* begin Task inputs *

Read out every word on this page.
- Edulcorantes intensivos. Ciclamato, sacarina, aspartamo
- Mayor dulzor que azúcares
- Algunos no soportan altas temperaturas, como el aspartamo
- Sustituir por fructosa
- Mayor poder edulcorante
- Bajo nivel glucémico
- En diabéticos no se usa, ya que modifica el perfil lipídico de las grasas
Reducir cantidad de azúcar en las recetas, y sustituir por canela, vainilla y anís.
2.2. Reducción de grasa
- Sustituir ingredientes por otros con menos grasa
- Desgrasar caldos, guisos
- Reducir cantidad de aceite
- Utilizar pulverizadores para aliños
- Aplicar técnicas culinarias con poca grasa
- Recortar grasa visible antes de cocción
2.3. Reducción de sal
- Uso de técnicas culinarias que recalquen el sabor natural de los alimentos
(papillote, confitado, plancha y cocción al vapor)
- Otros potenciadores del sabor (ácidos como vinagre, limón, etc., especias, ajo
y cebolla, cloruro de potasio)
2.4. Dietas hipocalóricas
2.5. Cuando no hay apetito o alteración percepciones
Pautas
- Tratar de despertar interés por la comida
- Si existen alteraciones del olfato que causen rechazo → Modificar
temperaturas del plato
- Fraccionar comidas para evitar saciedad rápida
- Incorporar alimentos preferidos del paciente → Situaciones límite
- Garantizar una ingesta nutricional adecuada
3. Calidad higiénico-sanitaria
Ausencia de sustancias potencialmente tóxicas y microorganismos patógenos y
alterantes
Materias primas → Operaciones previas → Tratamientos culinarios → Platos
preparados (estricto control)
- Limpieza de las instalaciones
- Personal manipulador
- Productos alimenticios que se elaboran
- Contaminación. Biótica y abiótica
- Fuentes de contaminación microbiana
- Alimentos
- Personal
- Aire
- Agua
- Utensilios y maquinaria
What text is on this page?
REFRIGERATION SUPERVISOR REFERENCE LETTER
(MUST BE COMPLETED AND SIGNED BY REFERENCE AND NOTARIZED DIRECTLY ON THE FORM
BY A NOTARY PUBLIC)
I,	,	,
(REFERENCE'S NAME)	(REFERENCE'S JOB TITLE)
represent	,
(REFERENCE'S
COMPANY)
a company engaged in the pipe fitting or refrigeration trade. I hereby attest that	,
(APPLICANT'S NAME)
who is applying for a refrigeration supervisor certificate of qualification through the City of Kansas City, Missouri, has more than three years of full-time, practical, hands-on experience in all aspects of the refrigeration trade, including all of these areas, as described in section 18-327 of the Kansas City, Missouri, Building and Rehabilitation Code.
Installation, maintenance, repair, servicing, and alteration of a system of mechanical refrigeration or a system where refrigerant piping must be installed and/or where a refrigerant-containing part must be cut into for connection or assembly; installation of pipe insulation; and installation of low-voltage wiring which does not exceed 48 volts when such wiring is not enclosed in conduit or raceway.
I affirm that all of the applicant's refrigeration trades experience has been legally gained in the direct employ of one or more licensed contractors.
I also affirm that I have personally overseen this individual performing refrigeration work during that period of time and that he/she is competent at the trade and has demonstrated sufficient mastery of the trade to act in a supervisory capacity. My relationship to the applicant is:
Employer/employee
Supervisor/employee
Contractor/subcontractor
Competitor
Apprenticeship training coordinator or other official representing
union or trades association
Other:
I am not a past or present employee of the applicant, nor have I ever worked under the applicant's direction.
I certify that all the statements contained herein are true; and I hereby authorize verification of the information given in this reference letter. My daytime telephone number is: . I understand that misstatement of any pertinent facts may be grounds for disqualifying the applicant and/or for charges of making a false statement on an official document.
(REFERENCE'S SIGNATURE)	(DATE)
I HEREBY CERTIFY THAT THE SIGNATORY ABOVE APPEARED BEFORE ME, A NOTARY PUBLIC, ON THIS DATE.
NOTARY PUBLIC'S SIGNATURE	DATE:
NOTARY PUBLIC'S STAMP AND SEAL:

* end Task inputs *

• [Brief]
Using the entries above, return each line that includes the word "sabor".

• [Exercise output]
- Uso de técnicas culinarias que recalquen el sabor natural de los alimentos
- Otros potenciadores del sabor (ácidos como vinagre, limón, etc., especias, ajo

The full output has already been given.